-- Dataset records start --
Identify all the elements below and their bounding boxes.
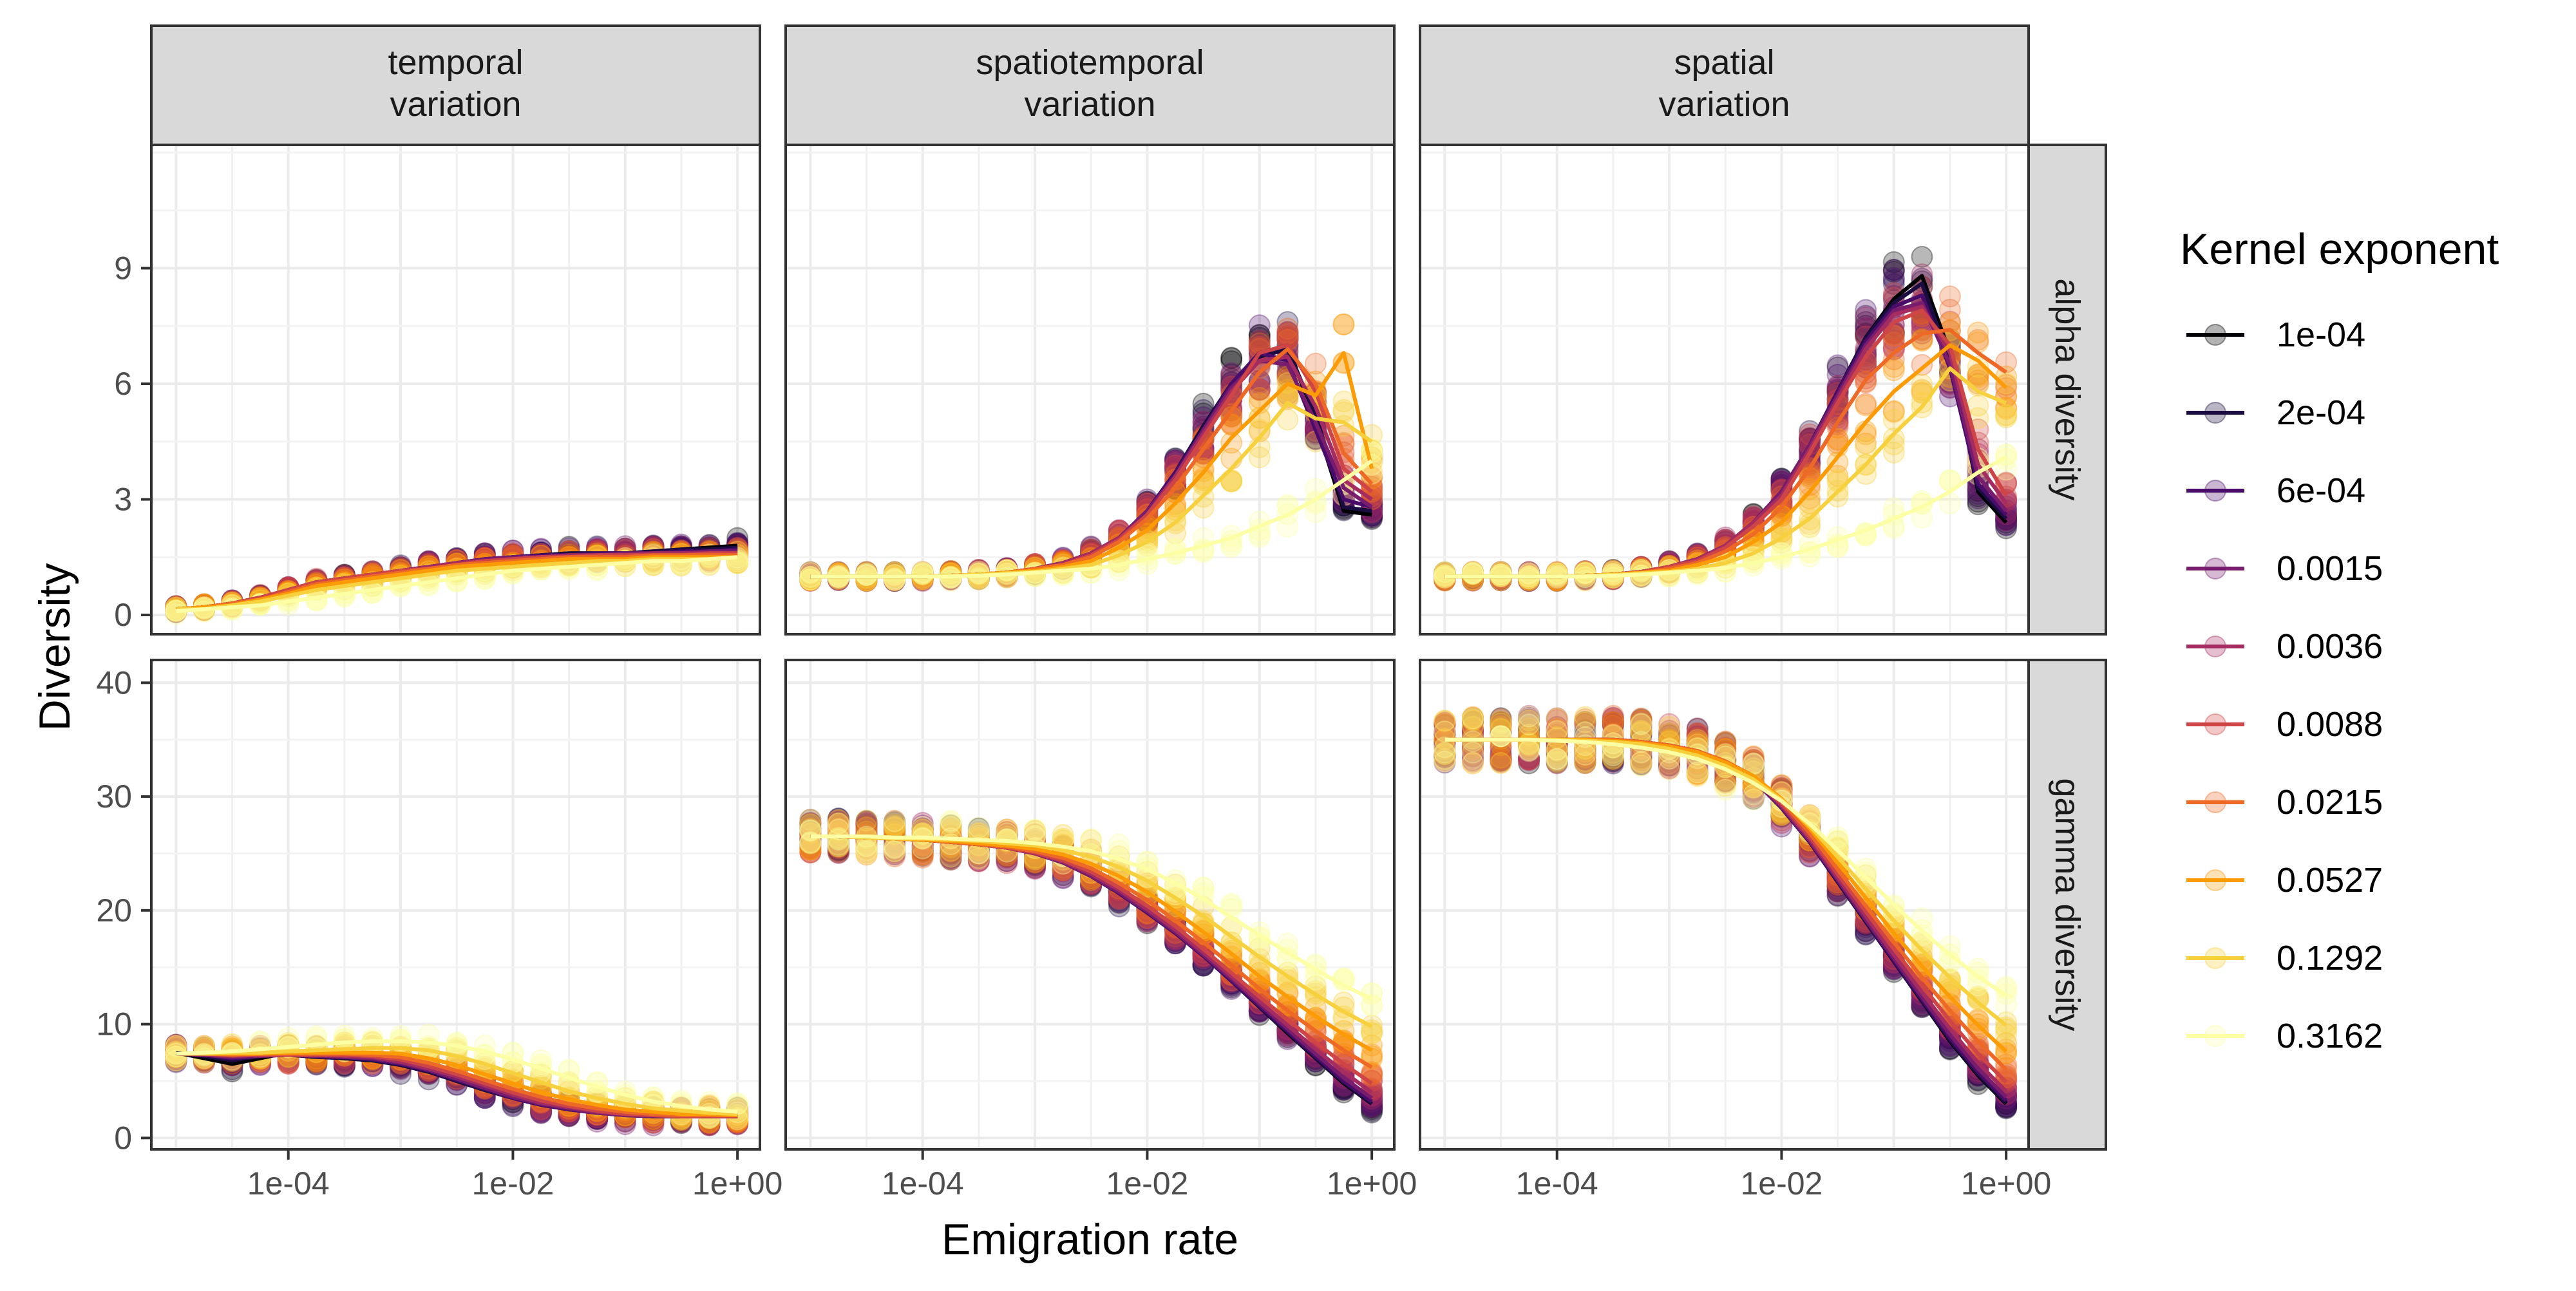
data-point — [1911, 374, 1932, 395]
data-point — [884, 811, 905, 832]
data-point — [1333, 314, 1354, 335]
panel-background — [786, 660, 1394, 1149]
data-point — [1333, 391, 1354, 412]
data-point — [1996, 407, 2016, 428]
data-point — [1221, 916, 1242, 937]
data-point — [1967, 322, 1988, 343]
data-point — [1277, 318, 1298, 339]
data-point — [1249, 447, 1270, 467]
data-point — [334, 587, 355, 607]
data-point — [166, 1046, 186, 1067]
data-point — [884, 570, 905, 590]
data-point — [1996, 373, 2016, 394]
data-point — [1519, 563, 1539, 583]
data-point — [856, 840, 876, 860]
data-point — [1884, 360, 1904, 381]
data-point — [800, 561, 820, 582]
data-point — [1603, 567, 1624, 588]
data-point — [1828, 355, 1848, 375]
data-point — [1463, 563, 1483, 583]
data-point — [884, 842, 905, 862]
data-point — [913, 562, 933, 583]
data-point — [940, 812, 961, 833]
data-point — [362, 1028, 383, 1048]
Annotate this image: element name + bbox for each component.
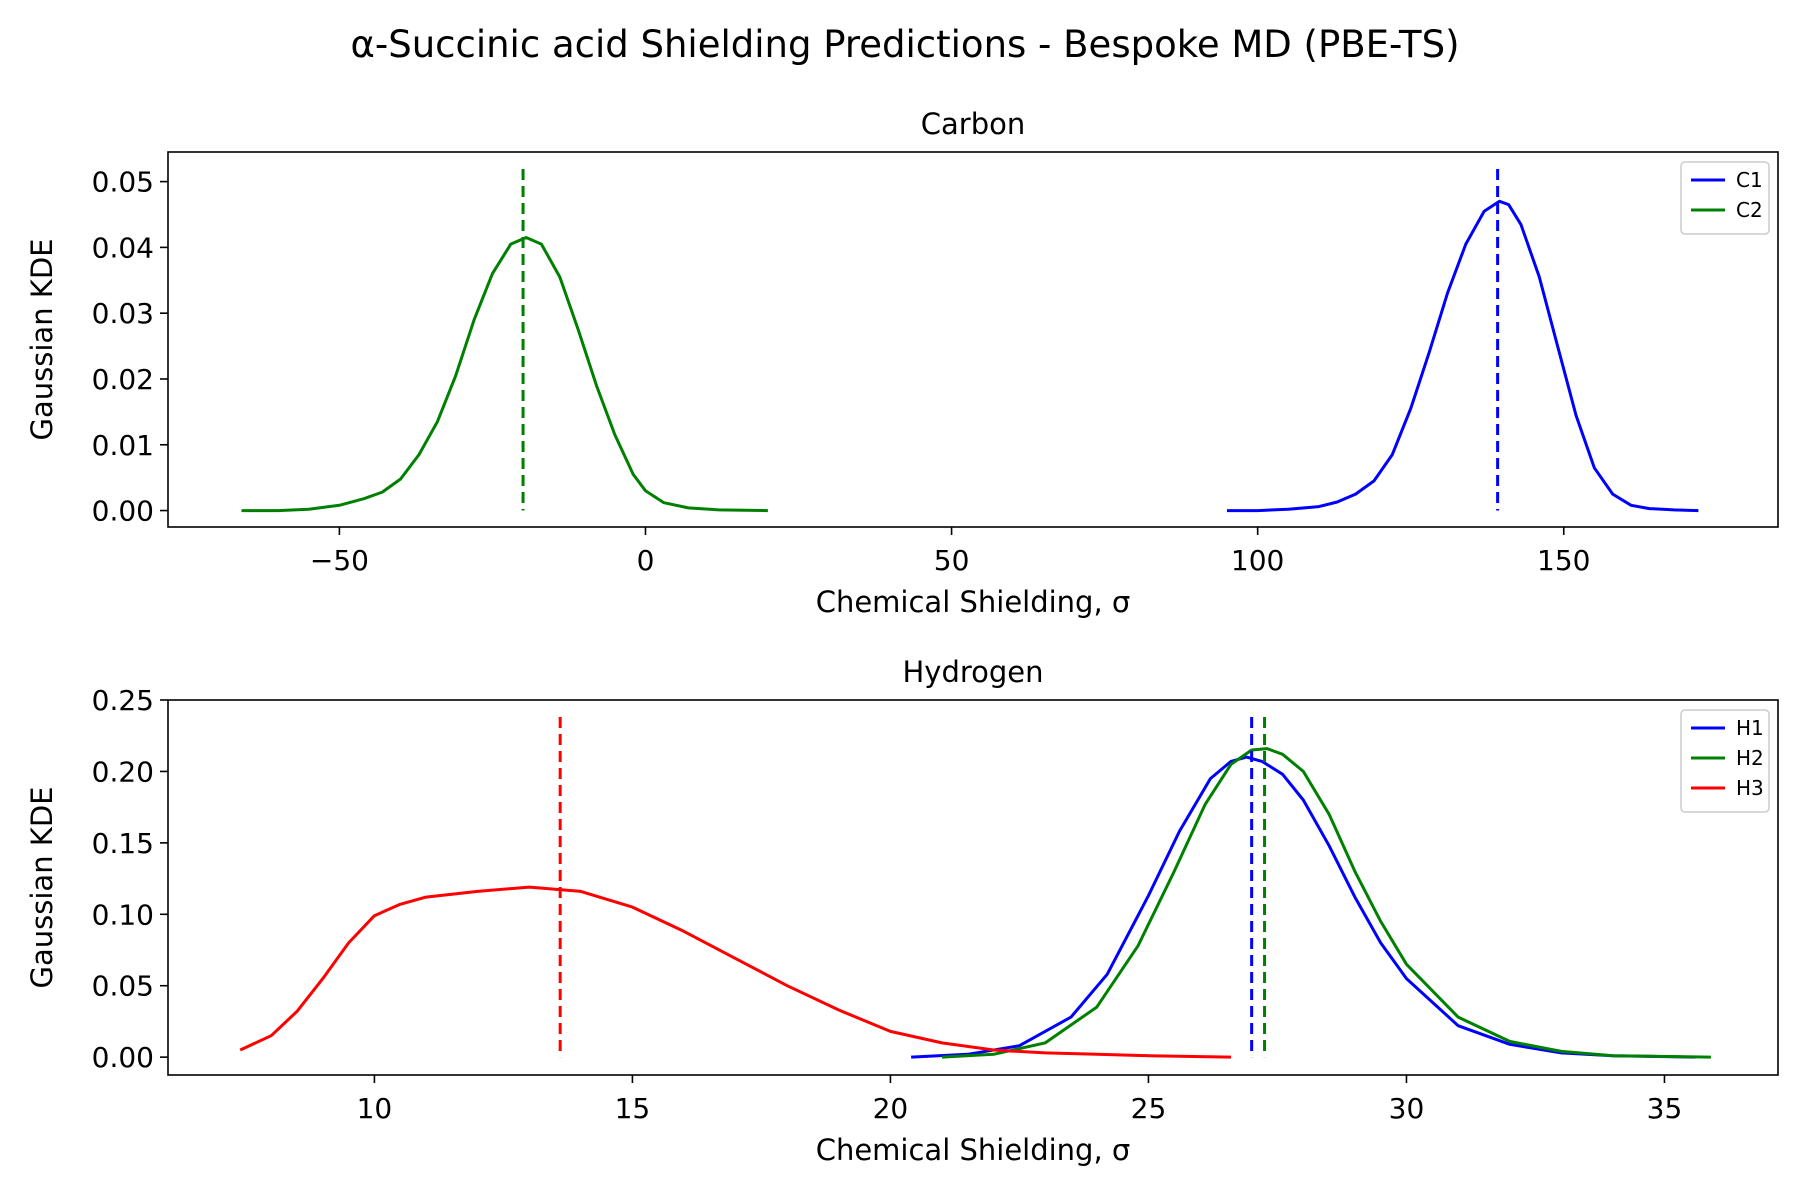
carbon-x-tick-label: 0 — [637, 544, 655, 577]
carbon-series-c2-line — [241, 236, 768, 513]
hydrogen-series-h3-line — [239, 885, 1232, 1059]
hydrogen-legend-label-h1: H1 — [1736, 716, 1764, 740]
carbon-x-tick-label: −50 — [310, 544, 369, 577]
carbon-series-c1-line — [1227, 199, 1699, 513]
carbon-y-tick-label: 0.04 — [92, 231, 154, 264]
carbon-legend-label-c1: C1 — [1736, 168, 1763, 192]
carbon-x-axis-label: Chemical Shielding, σ — [816, 585, 1131, 619]
hydrogen-y-tick-label: 0.05 — [92, 970, 154, 1003]
carbon-y-tick-label: 0.05 — [92, 166, 154, 199]
hydrogen-x-tick-label: 15 — [615, 1092, 651, 1125]
carbon-legend-label-c2: C2 — [1736, 198, 1763, 222]
hydrogen-legend-label-h3: H3 — [1736, 776, 1764, 800]
hydrogen-x-tick-label: 35 — [1647, 1092, 1683, 1125]
hydrogen-y-tick-label: 0.15 — [92, 827, 154, 860]
hydrogen-x-tick-label: 20 — [873, 1092, 909, 1125]
carbon-y-tick-label: 0.03 — [92, 297, 154, 330]
hydrogen-y-tick-label: 0.00 — [92, 1041, 154, 1074]
hydrogen-legend-label-h2: H2 — [1736, 746, 1764, 770]
hydrogen-x-axis-label: Chemical Shielding, σ — [816, 1133, 1131, 1167]
hydrogen-plot-frame — [167, 699, 1779, 1076]
carbon-x-tick-label: 100 — [1231, 544, 1284, 577]
carbon-subplot-title: Carbon — [921, 107, 1025, 141]
hydrogen-y-tick-label: 0.25 — [92, 684, 154, 717]
hydrogen-x-tick-label: 10 — [357, 1092, 393, 1125]
hydrogen-y-axis-label: Gaussian KDE — [25, 787, 59, 989]
hydrogen-x-tick-label: 25 — [1131, 1092, 1167, 1125]
hydrogen-y-tick-label: 0.10 — [92, 898, 154, 931]
carbon-y-axis-label: Gaussian KDE — [25, 239, 59, 441]
hydrogen-series-h1-line — [911, 755, 1696, 1059]
carbon-x-tick-label: 150 — [1537, 544, 1590, 577]
carbon-plot-frame — [167, 151, 1779, 528]
hydrogen-subplot-title: Hydrogen — [902, 655, 1043, 689]
figure-title: α-Succinic acid Shielding Predictions - … — [350, 23, 1459, 66]
carbon-y-tick-label: 0.02 — [92, 363, 154, 396]
hydrogen-y-tick-label: 0.20 — [92, 755, 154, 788]
carbon-y-tick-label: 0.00 — [92, 495, 154, 528]
hydrogen-series-h2-line — [941, 747, 1711, 1059]
hydrogen-x-tick-label: 30 — [1389, 1092, 1425, 1125]
carbon-x-tick-label: 50 — [934, 544, 970, 577]
carbon-y-tick-label: 0.01 — [92, 429, 154, 462]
-- Dataset records end --
| Exercise directions |
Quote every line of the records above word for word, leaving out the pictures.

| Reply |
Identify all the elements below and their bounding boxes.
data-point — [1911, 374, 1932, 395]
data-point — [884, 811, 905, 832]
data-point — [1333, 314, 1354, 335]
panel-background — [786, 660, 1394, 1149]
data-point — [1333, 391, 1354, 412]
data-point — [1996, 407, 2016, 428]
data-point — [1221, 916, 1242, 937]
data-point — [1967, 322, 1988, 343]
data-point — [1277, 318, 1298, 339]
data-point — [1249, 447, 1270, 467]
data-point — [334, 587, 355, 607]
data-point — [166, 1046, 186, 1067]
data-point — [884, 570, 905, 590]
data-point — [1996, 373, 2016, 394]
data-point — [1519, 563, 1539, 583]
data-point — [856, 840, 876, 860]
data-point — [1884, 360, 1904, 381]
data-point — [800, 561, 820, 582]
data-point — [1603, 567, 1624, 588]
data-point — [1828, 355, 1848, 375]
data-point — [1463, 563, 1483, 583]
data-point — [884, 842, 905, 862]
data-point — [913, 562, 933, 583]
data-point — [940, 812, 961, 833]
data-point — [362, 1028, 383, 1048]
Annotate this image: element name + bbox for each component.
carbon-x-tick-label: 0 — [637, 544, 655, 577]
carbon-series-c2-line — [241, 236, 768, 513]
hydrogen-series-h3-line — [239, 885, 1232, 1059]
hydrogen-legend-label-h1: H1 — [1736, 716, 1764, 740]
carbon-x-tick-label: −50 — [310, 544, 369, 577]
carbon-series-c1-line — [1227, 199, 1699, 513]
carbon-y-tick-label: 0.04 — [92, 231, 154, 264]
carbon-legend-label-c1: C1 — [1736, 168, 1763, 192]
carbon-x-axis-label: Chemical Shielding, σ — [816, 585, 1131, 619]
hydrogen-y-tick-label: 0.05 — [92, 970, 154, 1003]
carbon-y-tick-label: 0.05 — [92, 166, 154, 199]
hydrogen-x-tick-label: 15 — [615, 1092, 651, 1125]
carbon-legend-label-c2: C2 — [1736, 198, 1763, 222]
hydrogen-legend-label-h3: H3 — [1736, 776, 1764, 800]
hydrogen-x-tick-label: 35 — [1647, 1092, 1683, 1125]
hydrogen-y-tick-label: 0.15 — [92, 827, 154, 860]
hydrogen-x-tick-label: 20 — [873, 1092, 909, 1125]
carbon-y-tick-label: 0.03 — [92, 297, 154, 330]
hydrogen-y-tick-label: 0.00 — [92, 1041, 154, 1074]
hydrogen-legend-label-h2: H2 — [1736, 746, 1764, 770]
hydrogen-x-axis-label: Chemical Shielding, σ — [816, 1133, 1131, 1167]
hydrogen-plot-frame — [167, 699, 1779, 1076]
carbon-x-tick-label: 100 — [1231, 544, 1284, 577]
carbon-subplot-title: Carbon — [921, 107, 1025, 141]
hydrogen-y-tick-label: 0.25 — [92, 684, 154, 717]
hydrogen-x-tick-label: 10 — [357, 1092, 393, 1125]
hydrogen-y-axis-label: Gaussian KDE — [25, 787, 59, 989]
hydrogen-x-tick-label: 25 — [1131, 1092, 1167, 1125]
hydrogen-y-tick-label: 0.10 — [92, 898, 154, 931]
carbon-y-axis-label: Gaussian KDE — [25, 239, 59, 441]
hydrogen-series-h1-line — [911, 755, 1696, 1059]
carbon-x-tick-label: 150 — [1537, 544, 1590, 577]
carbon-plot-frame — [167, 151, 1779, 528]
hydrogen-subplot-title: Hydrogen — [902, 655, 1043, 689]
figure-title: α-Succinic acid Shielding Predictions - … — [350, 23, 1459, 66]
carbon-y-tick-label: 0.02 — [92, 363, 154, 396]
hydrogen-y-tick-label: 0.20 — [92, 755, 154, 788]
carbon-y-tick-label: 0.00 — [92, 495, 154, 528]
hydrogen-series-h2-line — [941, 747, 1711, 1059]
hydrogen-x-tick-label: 30 — [1389, 1092, 1425, 1125]
carbon-x-tick-label: 50 — [934, 544, 970, 577]
carbon-y-tick-label: 0.01 — [92, 429, 154, 462]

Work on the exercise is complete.